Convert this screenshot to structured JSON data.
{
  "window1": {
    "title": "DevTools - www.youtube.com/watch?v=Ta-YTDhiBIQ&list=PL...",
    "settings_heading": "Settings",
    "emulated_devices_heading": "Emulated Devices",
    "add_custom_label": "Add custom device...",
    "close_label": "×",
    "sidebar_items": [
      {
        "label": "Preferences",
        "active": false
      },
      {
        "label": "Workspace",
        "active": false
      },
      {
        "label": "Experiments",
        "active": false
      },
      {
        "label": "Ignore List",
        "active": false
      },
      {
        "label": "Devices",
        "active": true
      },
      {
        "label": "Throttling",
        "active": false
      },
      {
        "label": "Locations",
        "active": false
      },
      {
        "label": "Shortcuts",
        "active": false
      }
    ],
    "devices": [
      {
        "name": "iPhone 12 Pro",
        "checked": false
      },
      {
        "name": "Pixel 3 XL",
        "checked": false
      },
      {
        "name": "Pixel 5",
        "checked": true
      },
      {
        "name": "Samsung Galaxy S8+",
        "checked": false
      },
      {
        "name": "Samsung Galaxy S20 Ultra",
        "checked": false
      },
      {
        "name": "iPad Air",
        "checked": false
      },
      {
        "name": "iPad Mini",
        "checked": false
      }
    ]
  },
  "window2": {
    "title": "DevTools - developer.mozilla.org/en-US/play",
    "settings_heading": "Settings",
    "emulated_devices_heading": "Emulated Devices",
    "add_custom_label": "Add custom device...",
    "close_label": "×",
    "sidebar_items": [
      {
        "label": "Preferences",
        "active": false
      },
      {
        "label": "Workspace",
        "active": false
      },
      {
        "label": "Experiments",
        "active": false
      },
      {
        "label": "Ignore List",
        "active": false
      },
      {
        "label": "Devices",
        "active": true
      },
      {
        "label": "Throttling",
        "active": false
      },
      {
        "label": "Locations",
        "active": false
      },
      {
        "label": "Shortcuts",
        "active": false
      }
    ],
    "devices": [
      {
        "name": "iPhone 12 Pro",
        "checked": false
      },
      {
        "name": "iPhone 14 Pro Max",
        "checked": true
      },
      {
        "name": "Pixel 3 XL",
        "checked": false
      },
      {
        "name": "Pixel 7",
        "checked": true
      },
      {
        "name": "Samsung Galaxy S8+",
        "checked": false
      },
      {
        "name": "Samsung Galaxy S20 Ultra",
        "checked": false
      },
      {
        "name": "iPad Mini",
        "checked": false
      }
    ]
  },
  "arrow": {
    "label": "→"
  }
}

========================================

▶ [INSTRUCTION]: Copy out all of the records above with nothing altered.

▶ [TASK OUTPUT]:
Convert this screenshot to structured JSON data.
{
  "window1": {
    "title": "DevTools - www.youtube.com/watch?v=Ta-YTDhiBIQ&list=PL...",
    "settings_heading": "Settings",
    "emulated_devices_heading": "Emulated Devices",
    "add_custom_label": "Add custom device...",
    "close_label": "×",
    "sidebar_items": [
      {
        "label": "Preferences",
        "active": false
      },
      {
        "label": "Workspace",
        "active": false
      },
      {
        "label": "Experiments",
        "active": false
      },
      {
        "label": "Ignore List",
        "active": false
      },
      {
        "label": "Devices",
        "active": true
      },
      {
        "label": "Throttling",
        "active": false
      },
      {
        "label": "Locations",
        "active": false
      },
      {
        "label": "Shortcuts",
        "active": false
      }
    ],
    "devices": [
      {
        "name": "iPhone 12 Pro",
        "checked": false
      },
      {
        "name": "Pixel 3 XL",
        "checked": false
      },
      {
        "name": "Pixel 5",
        "checked": true
      },
      {
        "name": "Samsung Galaxy S8+",
        "checked": false
      },
      {
        "name": "Samsung Galaxy S20 Ultra",
        "checked": false
      },
      {
        "name": "iPad Air",
        "checked": false
      },
      {
        "name": "iPad Mini",
        "checked": false
      }
    ]
  },
  "window2": {
    "title": "DevTools - developer.mozilla.org/en-US/play",
    "settings_heading": "Settings",
    "emulated_devices_heading": "Emulated Devices",
    "add_custom_label": "Add custom device...",
    "close_label": "×",
    "sidebar_items": [
      {
        "label": "Preferences",
        "active": false
      },
      {
        "label": "Workspace",
        "active": false
      },
      {
        "label": "Experiments",
        "active": false
      },
      {
        "label": "Ignore List",
        "active": false
      },
      {
        "label": "Devices",
        "active": true
      },
      {
        "label": "Throttling",
        "active": false
      },
      {
        "label": "Locations",
        "active": false
      },
      {
        "label": "Shortcuts",
        "active": false
      }
    ],
    "devices": [
      {
        "name": "iPhone 12 Pro",
        "checked": false
      },
      {
        "name": "iPhone 14 Pro Max",
        "checked": true
      },
      {
        "name": "Pixel 3 XL",
        "checked": false
      },
      {
        "name": "Pixel 7",
        "checked": true
      },
      {
        "name": "Samsung Galaxy S8+",
        "checked": false
      },
      {
        "name": "Samsung Galaxy S20 Ultra",
        "checked": false
      },
      {
        "name": "iPad Mini",
        "checked": false
      }
    ]
  },
  "arrow": {
    "label": "→"
  }
}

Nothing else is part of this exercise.